=== Stated goal 1 ===
Reproduce the forum exchange below in full, with no changes.

It is not being presented as a tall tale or a sarcastic joke. It's being presented as fact. I'm merely asking why people feel the need to make up stories and to propagate stories that are untrue. That is a question I am genuinely interested in.

Why, when we know this is complete BS, do people feel the need to 1) make it up in the first place and 2) propagate the story without engaging their mental faculties.

mlyle 2 days ago | parent [-]

I don't really like your snarky initial take, even when I'm the guy calling bullshit in the first place in the thread.

People propagate falsehoods for numerous reasons. The first is, they don't know it's false. They hear a joke or a hypothetical story and repeat it as fact, and in the retelling it gets amplified. Details get conflated; someone hears a story about slightly radioactive cows and also about computers being affected by radiation, and blends them. Or an expat tells a story about his homeland, exaggerated slightly for effect, and is misunderstood by those who hear it based on their own biases.

In the end we only have so much brainpower. We don't always consider the plausibility of everything to a deep degree. I am nearly positive that you have propagated falsehood where you "should have known better."

=== Stated goal 2 ===
Select each line in the rows below that contains the word "button".

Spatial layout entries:
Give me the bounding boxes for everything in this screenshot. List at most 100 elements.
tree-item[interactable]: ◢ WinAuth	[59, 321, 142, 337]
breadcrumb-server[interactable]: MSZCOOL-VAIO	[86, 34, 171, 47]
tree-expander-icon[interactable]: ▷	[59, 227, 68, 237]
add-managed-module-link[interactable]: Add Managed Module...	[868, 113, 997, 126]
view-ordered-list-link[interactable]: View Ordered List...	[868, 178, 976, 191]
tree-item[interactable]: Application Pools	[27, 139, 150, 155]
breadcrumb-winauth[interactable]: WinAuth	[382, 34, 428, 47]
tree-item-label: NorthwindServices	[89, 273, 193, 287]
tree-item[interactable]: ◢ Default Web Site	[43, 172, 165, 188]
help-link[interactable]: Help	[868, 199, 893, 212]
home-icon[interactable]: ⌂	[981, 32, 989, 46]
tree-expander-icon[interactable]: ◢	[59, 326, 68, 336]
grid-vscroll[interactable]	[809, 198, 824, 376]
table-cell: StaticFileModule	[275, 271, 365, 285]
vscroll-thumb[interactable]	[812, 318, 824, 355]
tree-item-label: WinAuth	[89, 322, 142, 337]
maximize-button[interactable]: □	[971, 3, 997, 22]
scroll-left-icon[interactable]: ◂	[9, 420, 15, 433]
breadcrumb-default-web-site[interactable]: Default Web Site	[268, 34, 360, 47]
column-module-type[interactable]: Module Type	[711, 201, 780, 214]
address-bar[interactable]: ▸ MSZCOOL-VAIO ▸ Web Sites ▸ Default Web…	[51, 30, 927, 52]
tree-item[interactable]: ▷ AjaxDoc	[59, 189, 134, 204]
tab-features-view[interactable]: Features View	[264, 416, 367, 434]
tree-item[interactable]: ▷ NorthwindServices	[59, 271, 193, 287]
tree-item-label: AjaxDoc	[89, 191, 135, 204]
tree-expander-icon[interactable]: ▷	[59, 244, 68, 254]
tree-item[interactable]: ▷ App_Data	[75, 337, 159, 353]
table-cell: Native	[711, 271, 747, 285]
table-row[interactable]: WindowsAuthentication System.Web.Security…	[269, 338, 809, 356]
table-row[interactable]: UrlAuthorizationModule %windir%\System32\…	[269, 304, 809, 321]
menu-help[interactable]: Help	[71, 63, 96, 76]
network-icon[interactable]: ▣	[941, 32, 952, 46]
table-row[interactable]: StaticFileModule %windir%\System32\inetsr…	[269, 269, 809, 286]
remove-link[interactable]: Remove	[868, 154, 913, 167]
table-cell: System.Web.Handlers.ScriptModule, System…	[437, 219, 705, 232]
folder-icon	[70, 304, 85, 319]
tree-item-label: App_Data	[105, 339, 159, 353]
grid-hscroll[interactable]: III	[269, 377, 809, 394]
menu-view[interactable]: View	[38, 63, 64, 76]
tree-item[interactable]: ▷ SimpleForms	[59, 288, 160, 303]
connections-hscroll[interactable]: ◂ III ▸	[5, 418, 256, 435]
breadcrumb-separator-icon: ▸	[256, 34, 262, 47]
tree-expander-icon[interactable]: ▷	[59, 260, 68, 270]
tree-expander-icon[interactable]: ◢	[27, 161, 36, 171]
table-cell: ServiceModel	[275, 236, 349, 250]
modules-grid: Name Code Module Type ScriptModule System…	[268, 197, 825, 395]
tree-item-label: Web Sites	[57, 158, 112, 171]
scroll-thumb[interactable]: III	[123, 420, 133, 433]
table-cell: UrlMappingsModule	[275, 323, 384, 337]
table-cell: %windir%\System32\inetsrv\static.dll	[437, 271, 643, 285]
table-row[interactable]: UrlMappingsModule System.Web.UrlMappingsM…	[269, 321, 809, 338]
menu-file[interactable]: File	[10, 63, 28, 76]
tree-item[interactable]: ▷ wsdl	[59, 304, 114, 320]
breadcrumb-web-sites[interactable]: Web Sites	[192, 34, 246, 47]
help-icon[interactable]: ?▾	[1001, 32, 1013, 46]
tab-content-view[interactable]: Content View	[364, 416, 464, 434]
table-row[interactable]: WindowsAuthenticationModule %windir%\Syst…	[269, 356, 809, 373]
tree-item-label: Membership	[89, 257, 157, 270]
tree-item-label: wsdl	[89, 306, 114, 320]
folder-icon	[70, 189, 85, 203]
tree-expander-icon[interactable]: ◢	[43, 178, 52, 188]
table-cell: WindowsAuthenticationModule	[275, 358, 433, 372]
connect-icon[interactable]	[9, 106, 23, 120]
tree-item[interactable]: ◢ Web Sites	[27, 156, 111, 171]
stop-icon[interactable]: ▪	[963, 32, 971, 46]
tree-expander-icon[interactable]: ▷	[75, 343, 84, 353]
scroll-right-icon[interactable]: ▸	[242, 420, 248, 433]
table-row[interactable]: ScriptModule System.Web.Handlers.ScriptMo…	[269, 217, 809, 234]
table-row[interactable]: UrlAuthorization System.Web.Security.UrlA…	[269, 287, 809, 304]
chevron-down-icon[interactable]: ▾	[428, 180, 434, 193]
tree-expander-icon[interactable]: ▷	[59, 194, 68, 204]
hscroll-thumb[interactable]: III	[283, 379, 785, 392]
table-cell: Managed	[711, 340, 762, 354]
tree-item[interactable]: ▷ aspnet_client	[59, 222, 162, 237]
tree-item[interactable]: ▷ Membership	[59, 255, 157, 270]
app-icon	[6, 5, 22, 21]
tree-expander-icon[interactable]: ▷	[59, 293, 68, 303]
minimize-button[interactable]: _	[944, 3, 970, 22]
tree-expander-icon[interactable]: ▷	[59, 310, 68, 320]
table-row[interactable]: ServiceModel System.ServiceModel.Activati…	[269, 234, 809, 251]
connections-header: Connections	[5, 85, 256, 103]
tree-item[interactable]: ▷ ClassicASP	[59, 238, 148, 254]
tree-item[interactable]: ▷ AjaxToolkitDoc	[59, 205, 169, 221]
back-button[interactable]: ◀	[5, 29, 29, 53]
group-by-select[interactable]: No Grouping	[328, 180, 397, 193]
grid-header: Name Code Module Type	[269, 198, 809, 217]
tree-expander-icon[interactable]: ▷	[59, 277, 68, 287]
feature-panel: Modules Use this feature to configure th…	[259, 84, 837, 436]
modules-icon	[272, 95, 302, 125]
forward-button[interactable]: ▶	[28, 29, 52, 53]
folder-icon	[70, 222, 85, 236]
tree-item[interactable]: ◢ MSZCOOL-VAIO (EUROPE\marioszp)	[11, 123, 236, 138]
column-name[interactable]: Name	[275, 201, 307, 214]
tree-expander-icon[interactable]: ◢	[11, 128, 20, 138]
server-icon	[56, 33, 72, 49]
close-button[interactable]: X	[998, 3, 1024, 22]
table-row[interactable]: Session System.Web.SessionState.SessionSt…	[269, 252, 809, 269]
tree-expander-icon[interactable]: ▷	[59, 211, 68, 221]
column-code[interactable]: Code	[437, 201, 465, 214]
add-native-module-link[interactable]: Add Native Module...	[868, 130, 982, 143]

=== Task answer 1 ===
It is not being presented as a tall tale or a sarcastic joke. It's being presented as fact. I'm merely asking why people feel the need to make up stories and to propagate stories that are untrue. That is a question I am genuinely interested in.

Why, when we know this is complete BS, do people feel the need to 1) make it up in the first place and 2) propagate the story without engaging their mental faculties.

mlyle 2 days ago | parent [-]

I don't really like your snarky initial take, even when I'm the guy calling bullshit in the first place in the thread.

People propagate falsehoods for numerous reasons. The first is, they don't know it's false. They hear a joke or a hypothetical story and repeat it as fact, and in the retelling it gets amplified. Details get conflated; someone hears a story about slightly radioactive cows and also about computers being affected by radiation, and blends them. Or an expat tells a story about his homeland, exaggerated slightly for effect, and is misunderstood by those who hear it based on their own biases.

In the end we only have so much brainpower. We don't always consider the plausibility of everything to a deep degree. I am nearly positive that you have propagated falsehood where you "should have known better."

=== Task answer 2 ===
maximize-button[interactable]: □	[971, 3, 997, 22]
minimize-button[interactable]: _	[944, 3, 970, 22]
back-button[interactable]: ◀	[5, 29, 29, 53]
forward-button[interactable]: ▶	[28, 29, 52, 53]
close-button[interactable]: X	[998, 3, 1024, 22]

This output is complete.